> _Prompt_:
Collect each line of the entries that holds the string "other".

*** Task input

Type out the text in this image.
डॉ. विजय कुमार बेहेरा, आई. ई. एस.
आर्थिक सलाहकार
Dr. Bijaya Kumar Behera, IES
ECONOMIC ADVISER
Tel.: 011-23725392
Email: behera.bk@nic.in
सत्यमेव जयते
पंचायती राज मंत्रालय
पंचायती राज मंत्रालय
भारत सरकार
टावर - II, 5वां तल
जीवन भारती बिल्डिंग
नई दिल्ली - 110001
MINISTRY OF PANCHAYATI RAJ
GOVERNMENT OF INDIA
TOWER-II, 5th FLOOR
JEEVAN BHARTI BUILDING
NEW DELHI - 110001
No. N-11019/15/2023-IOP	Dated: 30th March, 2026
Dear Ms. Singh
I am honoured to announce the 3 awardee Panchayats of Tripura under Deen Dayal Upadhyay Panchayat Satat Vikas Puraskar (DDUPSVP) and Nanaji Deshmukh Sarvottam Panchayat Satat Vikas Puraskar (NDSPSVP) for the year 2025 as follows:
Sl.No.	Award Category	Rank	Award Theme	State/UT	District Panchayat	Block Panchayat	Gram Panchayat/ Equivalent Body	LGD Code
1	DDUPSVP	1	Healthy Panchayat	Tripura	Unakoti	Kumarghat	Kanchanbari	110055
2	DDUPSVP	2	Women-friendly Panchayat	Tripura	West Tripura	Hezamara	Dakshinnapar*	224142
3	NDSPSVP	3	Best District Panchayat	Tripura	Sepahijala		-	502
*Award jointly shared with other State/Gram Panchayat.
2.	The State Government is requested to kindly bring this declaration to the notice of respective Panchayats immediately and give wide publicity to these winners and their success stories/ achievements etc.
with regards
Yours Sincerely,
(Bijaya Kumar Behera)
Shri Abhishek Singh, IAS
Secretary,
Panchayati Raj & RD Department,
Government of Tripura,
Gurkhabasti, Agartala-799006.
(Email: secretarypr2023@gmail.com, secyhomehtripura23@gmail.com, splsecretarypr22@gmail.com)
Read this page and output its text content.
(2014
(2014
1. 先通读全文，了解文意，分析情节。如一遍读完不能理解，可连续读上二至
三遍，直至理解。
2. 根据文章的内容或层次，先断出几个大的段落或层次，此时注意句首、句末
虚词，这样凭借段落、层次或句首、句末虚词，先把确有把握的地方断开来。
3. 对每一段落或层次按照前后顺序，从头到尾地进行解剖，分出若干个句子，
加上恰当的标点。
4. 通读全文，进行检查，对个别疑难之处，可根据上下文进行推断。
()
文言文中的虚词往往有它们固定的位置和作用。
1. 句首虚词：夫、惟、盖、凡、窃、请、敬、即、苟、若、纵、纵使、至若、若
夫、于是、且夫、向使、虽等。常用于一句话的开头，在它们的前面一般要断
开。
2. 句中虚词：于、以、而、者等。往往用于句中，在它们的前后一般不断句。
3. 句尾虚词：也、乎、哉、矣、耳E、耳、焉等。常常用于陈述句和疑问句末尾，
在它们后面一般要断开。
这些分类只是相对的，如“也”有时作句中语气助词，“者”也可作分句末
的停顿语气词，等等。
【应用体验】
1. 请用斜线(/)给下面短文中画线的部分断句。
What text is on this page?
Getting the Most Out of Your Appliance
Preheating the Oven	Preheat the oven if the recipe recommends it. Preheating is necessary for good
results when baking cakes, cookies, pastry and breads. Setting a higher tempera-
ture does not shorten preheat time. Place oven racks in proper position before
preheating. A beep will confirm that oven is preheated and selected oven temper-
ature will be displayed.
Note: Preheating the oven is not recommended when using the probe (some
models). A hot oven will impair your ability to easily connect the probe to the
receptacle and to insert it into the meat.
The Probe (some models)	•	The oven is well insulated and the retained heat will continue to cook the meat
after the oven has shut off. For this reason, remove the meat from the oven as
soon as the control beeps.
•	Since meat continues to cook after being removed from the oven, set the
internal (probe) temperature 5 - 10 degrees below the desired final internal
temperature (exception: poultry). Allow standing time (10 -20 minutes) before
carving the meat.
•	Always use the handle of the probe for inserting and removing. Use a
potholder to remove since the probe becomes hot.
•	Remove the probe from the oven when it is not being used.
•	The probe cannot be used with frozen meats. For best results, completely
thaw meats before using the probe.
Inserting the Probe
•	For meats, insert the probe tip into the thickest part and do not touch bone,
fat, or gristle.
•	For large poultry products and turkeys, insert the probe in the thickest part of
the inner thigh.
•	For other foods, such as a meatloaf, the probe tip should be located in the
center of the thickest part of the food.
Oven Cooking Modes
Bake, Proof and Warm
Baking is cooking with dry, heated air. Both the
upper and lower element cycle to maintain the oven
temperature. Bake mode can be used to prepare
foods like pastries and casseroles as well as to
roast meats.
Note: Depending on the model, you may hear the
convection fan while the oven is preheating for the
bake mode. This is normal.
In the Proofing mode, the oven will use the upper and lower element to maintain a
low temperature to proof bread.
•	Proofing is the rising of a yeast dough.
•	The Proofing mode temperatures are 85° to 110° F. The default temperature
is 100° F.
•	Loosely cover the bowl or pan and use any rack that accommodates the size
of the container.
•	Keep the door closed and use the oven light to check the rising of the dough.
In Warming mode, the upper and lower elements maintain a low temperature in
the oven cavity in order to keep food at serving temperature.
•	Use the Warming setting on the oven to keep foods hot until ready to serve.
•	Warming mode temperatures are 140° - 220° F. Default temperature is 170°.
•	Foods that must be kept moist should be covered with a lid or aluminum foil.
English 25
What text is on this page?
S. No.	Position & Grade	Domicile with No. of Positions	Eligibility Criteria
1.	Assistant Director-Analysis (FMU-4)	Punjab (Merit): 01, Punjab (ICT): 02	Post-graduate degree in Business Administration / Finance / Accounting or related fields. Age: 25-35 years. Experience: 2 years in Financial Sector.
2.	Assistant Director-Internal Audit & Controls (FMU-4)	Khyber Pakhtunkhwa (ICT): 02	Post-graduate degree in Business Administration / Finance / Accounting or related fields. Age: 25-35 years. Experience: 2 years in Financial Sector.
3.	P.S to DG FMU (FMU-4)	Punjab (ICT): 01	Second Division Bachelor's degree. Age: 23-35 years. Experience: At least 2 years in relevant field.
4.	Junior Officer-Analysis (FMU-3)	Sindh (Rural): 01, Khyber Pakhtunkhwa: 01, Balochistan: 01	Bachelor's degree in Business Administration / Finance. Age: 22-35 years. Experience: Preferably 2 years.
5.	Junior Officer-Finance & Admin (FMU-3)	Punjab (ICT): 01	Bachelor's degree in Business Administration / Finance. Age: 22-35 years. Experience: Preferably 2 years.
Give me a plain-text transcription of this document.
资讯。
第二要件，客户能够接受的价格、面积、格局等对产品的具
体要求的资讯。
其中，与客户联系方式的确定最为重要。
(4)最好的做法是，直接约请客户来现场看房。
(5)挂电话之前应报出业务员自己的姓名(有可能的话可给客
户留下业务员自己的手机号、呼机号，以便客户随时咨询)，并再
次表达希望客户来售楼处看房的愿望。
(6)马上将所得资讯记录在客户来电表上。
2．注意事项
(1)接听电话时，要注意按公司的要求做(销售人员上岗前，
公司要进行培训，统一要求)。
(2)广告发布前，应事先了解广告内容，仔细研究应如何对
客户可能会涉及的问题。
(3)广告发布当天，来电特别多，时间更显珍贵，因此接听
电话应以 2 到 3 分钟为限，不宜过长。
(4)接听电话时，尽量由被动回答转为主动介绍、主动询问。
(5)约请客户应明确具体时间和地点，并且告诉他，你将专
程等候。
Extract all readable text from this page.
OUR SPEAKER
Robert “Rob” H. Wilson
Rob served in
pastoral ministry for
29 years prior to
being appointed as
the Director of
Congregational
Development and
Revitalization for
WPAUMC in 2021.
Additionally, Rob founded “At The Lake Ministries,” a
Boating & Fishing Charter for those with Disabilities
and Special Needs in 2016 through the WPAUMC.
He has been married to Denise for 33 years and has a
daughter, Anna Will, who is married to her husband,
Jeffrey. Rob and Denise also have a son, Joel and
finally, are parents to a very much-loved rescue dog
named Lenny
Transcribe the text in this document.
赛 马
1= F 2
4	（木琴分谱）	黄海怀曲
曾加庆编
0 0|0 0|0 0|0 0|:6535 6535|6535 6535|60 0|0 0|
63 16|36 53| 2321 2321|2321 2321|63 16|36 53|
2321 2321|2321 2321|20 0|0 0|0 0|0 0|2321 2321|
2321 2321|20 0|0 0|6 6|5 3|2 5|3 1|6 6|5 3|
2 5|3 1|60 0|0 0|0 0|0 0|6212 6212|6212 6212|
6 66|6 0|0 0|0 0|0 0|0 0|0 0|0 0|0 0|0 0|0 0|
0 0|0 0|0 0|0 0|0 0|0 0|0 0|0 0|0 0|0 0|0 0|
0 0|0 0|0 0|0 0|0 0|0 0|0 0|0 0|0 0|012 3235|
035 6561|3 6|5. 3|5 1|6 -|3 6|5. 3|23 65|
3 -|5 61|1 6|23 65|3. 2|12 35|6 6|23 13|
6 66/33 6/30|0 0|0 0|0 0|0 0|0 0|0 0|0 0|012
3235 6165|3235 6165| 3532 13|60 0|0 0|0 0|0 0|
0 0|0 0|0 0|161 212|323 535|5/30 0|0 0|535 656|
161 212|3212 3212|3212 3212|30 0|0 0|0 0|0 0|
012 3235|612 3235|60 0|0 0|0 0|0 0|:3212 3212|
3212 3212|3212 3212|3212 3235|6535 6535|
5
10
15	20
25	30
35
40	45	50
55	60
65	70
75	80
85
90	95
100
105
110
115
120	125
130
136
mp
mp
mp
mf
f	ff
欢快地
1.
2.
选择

******

> _Result of this task_:
*Award jointly shared with other State/Gram Panchayat.
•	For other foods, such as a meatloaf, the probe tip should be located in the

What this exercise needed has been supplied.